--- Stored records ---
__________________________________________________

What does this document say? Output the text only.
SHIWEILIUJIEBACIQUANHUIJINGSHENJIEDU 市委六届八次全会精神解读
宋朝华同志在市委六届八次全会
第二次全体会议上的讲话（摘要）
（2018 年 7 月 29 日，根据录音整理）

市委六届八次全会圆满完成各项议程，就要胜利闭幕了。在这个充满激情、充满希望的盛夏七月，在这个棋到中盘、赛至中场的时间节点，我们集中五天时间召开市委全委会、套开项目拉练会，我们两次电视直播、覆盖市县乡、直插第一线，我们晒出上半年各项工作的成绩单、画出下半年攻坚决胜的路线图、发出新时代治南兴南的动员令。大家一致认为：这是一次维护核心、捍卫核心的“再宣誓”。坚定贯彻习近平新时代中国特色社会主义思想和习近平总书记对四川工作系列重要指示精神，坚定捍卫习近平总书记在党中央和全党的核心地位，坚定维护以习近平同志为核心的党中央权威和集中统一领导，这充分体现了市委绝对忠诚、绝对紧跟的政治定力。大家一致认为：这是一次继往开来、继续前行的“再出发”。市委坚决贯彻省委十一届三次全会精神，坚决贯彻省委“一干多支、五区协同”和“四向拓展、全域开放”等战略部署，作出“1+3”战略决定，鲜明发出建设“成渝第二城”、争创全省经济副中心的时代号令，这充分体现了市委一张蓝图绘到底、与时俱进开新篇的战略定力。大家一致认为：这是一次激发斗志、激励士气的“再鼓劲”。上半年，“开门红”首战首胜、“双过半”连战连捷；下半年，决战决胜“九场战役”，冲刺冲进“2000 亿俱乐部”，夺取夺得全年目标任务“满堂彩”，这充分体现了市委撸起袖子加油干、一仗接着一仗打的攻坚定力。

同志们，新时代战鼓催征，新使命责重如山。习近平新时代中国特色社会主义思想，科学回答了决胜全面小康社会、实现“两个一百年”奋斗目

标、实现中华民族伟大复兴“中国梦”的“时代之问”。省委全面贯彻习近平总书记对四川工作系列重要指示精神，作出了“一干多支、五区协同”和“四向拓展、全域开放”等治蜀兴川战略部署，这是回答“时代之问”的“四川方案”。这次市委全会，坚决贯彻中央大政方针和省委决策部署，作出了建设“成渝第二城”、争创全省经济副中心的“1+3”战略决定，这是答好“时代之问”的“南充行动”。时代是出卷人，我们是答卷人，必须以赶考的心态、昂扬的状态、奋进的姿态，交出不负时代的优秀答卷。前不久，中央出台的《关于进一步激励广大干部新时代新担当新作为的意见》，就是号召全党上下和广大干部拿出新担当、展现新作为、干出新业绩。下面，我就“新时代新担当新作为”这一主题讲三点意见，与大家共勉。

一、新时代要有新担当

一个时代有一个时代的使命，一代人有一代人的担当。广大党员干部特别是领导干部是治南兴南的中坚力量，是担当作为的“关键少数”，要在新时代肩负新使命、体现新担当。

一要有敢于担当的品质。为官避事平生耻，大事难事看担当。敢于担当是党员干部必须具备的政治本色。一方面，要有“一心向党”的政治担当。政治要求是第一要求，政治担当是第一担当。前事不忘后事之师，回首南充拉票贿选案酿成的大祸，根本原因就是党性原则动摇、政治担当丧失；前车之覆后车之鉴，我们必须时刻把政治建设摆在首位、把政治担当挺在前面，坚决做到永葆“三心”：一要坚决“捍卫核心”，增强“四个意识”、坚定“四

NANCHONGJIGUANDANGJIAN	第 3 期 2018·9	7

__________________________________________________

--- What is being asked ---
Repeat all of the entries exactly.

--- Result for this task ---
What does this document say? Output the text only.
SHIWEILIUJIEBACIQUANHUIJINGSHENJIEDU 市委六届八次全会精神解读
宋朝华同志在市委六届八次全会
第二次全体会议上的讲话（摘要）
（2018 年 7 月 29 日，根据录音整理）

市委六届八次全会圆满完成各项议程，就要胜利闭幕了。在这个充满激情、充满希望的盛夏七月，在这个棋到中盘、赛至中场的时间节点，我们集中五天时间召开市委全委会、套开项目拉练会，我们两次电视直播、覆盖市县乡、直插第一线，我们晒出上半年各项工作的成绩单、画出下半年攻坚决胜的路线图、发出新时代治南兴南的动员令。大家一致认为：这是一次维护核心、捍卫核心的“再宣誓”。坚定贯彻习近平新时代中国特色社会主义思想和习近平总书记对四川工作系列重要指示精神，坚定捍卫习近平总书记在党中央和全党的核心地位，坚定维护以习近平同志为核心的党中央权威和集中统一领导，这充分体现了市委绝对忠诚、绝对紧跟的政治定力。大家一致认为：这是一次继往开来、继续前行的“再出发”。市委坚决贯彻省委十一届三次全会精神，坚决贯彻省委“一干多支、五区协同”和“四向拓展、全域开放”等战略部署，作出“1+3”战略决定，鲜明发出建设“成渝第二城”、争创全省经济副中心的时代号令，这充分体现了市委一张蓝图绘到底、与时俱进开新篇的战略定力。大家一致认为：这是一次激发斗志、激励士气的“再鼓劲”。上半年，“开门红”首战首胜、“双过半”连战连捷；下半年，决战决胜“九场战役”，冲刺冲进“2000 亿俱乐部”，夺取夺得全年目标任务“满堂彩”，这充分体现了市委撸起袖子加油干、一仗接着一仗打的攻坚定力。

同志们，新时代战鼓催征，新使命责重如山。习近平新时代中国特色社会主义思想，科学回答了决胜全面小康社会、实现“两个一百年”奋斗目

标、实现中华民族伟大复兴“中国梦”的“时代之问”。省委全面贯彻习近平总书记对四川工作系列重要指示精神，作出了“一干多支、五区协同”和“四向拓展、全域开放”等治蜀兴川战略部署，这是回答“时代之问”的“四川方案”。这次市委全会，坚决贯彻中央大政方针和省委决策部署，作出了建设“成渝第二城”、争创全省经济副中心的“1+3”战略决定，这是答好“时代之问”的“南充行动”。时代是出卷人，我们是答卷人，必须以赶考的心态、昂扬的状态、奋进的姿态，交出不负时代的优秀答卷。前不久，中央出台的《关于进一步激励广大干部新时代新担当新作为的意见》，就是号召全党上下和广大干部拿出新担当、展现新作为、干出新业绩。下面，我就“新时代新担当新作为”这一主题讲三点意见，与大家共勉。

一、新时代要有新担当

一个时代有一个时代的使命，一代人有一代人的担当。广大党员干部特别是领导干部是治南兴南的中坚力量，是担当作为的“关键少数”，要在新时代肩负新使命、体现新担当。

一要有敢于担当的品质。为官避事平生耻，大事难事看担当。敢于担当是党员干部必须具备的政治本色。一方面，要有“一心向党”的政治担当。政治要求是第一要求，政治担当是第一担当。前事不忘后事之师，回首南充拉票贿选案酿成的大祸，根本原因就是党性原则动摇、政治担当丧失；前车之覆后车之鉴，我们必须时刻把政治建设摆在首位、把政治担当挺在前面，坚决做到永葆“三心”：一要坚决“捍卫核心”，增强“四个意识”、坚定“四

NANCHONGJIGUANDANGJIAN	第 3 期 2018·9	7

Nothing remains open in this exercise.